Un éxito que luego se ha evidenciado en la calle, donde se ha dejado claro que a partir de ahora ninguna de ellas está dispuesta a callar ante una discriminación o acoso. Y muchos menos, ante una agresión. Las ciudades se han convertido este jueves en una fiesta en la que se han reivindicado los derechos de la mujer. A golpe de tambor, de megáfono y hasta de matraca.

Sevilla no ha sido una excepción. La manifestación ha partido a las 19:30 de la Plaza Nueva. Llegar hasta este céntrico enclave se ha convertido en una odisea. Literalmente no se cabía. La cabecera, dispuesta al inicio de la calle Tetuán, tuvo que esperar a que se disolvieran los últimos grupos que habían llegado. La pancarta que la abría tenía un lema contundente: “Para transformar la sociedad, igualdad feminista”.

> [EXTRACTO DE DATOS]
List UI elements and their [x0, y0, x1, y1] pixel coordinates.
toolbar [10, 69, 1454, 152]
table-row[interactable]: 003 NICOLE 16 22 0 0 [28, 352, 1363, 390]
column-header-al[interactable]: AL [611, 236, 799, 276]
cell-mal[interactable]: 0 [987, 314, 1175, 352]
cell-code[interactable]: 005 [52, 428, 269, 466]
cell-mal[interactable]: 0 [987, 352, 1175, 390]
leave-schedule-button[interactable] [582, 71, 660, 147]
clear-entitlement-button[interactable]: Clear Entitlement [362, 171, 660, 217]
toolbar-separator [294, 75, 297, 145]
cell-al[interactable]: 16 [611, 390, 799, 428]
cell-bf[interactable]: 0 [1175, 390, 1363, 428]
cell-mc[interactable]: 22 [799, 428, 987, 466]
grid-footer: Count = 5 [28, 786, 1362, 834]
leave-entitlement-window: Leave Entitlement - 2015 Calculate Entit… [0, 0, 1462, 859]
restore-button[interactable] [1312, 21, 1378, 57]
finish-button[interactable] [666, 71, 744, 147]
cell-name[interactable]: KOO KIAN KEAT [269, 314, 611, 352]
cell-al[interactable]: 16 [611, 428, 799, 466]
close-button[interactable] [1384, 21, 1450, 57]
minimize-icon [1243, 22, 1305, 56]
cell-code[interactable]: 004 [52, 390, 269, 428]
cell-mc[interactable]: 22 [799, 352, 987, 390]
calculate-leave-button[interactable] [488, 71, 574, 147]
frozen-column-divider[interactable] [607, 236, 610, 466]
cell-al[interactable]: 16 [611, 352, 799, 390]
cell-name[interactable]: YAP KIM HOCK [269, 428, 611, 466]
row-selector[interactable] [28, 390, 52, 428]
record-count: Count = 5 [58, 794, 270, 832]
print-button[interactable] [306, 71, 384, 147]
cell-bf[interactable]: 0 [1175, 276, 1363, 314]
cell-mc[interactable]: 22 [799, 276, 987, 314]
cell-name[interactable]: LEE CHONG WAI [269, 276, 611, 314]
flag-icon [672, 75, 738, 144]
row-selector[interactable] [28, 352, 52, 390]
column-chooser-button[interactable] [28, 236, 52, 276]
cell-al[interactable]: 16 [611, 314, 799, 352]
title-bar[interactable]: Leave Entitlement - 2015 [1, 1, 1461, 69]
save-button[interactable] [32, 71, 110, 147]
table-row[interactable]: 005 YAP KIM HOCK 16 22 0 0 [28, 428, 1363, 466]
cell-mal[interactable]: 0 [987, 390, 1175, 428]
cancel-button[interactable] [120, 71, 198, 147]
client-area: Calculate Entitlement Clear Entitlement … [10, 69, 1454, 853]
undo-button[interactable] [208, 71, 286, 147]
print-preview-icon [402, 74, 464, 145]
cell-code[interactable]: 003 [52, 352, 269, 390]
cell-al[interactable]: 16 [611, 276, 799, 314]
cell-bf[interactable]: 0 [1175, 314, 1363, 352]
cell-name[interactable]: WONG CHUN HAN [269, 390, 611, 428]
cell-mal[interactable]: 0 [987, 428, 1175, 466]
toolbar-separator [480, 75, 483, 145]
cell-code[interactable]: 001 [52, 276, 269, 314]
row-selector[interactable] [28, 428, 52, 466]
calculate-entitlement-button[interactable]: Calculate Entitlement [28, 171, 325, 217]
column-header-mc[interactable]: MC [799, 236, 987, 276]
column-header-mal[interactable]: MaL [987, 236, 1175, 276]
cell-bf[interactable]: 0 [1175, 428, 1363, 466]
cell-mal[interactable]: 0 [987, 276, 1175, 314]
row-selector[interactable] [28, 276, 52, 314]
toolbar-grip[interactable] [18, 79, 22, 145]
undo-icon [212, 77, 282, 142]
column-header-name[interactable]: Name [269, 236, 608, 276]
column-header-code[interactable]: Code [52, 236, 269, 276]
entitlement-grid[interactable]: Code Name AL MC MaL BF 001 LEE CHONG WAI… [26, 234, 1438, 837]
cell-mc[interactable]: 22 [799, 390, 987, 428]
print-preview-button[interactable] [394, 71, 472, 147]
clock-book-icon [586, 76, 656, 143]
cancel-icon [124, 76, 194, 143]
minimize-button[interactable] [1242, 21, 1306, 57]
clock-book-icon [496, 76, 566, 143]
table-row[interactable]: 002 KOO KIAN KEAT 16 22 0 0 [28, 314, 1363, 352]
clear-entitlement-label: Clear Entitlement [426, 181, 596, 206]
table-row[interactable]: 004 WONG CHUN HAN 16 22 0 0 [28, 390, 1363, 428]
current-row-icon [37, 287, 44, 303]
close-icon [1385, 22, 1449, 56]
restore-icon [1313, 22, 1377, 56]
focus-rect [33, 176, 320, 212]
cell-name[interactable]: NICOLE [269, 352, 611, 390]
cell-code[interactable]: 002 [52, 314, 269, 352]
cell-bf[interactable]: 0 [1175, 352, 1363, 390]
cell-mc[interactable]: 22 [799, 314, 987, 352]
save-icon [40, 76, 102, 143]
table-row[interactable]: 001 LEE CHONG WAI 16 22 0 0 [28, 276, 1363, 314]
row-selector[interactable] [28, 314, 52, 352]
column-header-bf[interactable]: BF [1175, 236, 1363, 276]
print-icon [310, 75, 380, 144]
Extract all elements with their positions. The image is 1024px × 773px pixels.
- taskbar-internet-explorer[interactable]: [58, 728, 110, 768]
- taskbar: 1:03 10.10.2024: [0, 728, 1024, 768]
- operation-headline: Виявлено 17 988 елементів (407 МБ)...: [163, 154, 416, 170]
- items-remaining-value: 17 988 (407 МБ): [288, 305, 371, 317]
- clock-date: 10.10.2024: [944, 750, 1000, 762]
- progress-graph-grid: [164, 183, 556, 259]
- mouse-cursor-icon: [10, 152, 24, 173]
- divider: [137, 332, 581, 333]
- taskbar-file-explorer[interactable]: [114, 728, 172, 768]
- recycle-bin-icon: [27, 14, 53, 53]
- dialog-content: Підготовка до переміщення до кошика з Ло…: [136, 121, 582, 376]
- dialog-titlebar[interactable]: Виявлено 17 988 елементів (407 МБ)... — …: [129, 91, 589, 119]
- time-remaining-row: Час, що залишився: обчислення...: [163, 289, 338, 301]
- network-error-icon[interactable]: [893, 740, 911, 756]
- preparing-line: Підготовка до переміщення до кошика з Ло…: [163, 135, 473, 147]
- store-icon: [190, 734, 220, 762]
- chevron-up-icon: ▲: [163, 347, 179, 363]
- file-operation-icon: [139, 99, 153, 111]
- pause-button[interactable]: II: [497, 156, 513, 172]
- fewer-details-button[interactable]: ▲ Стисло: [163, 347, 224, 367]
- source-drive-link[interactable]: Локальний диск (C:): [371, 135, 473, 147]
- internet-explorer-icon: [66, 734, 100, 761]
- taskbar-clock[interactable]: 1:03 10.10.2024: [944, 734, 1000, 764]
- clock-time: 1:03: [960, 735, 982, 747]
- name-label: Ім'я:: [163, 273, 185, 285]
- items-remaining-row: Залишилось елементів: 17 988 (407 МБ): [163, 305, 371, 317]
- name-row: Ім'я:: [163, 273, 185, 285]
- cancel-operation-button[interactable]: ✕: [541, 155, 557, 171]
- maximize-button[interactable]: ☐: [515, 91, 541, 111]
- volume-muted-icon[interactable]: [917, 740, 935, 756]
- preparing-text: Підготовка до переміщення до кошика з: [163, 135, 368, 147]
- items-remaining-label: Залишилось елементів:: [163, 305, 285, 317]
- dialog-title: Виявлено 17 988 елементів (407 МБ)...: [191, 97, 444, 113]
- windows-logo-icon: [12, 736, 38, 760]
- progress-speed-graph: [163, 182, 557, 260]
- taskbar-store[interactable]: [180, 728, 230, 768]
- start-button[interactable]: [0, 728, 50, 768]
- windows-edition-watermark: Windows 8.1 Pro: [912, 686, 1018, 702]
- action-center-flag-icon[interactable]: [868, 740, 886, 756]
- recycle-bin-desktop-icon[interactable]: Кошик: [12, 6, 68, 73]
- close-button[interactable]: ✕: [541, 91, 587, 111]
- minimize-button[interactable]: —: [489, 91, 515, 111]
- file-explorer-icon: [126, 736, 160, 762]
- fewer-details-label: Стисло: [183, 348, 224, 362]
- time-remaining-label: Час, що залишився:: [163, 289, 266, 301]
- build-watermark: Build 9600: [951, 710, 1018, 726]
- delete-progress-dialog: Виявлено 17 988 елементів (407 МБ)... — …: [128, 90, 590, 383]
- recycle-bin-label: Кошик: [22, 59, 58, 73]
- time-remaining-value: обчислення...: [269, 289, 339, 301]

> [OBJETIVO DEL EJERCICIO]
Según el texto de partida, ¿desde qué lugar y a qué hora salió la manifestación de Sevilla? Las líneas no tienen relación con el texto de partida.

> [RESPUESTA]
Salió de la Plaza Nueva a las 19:30.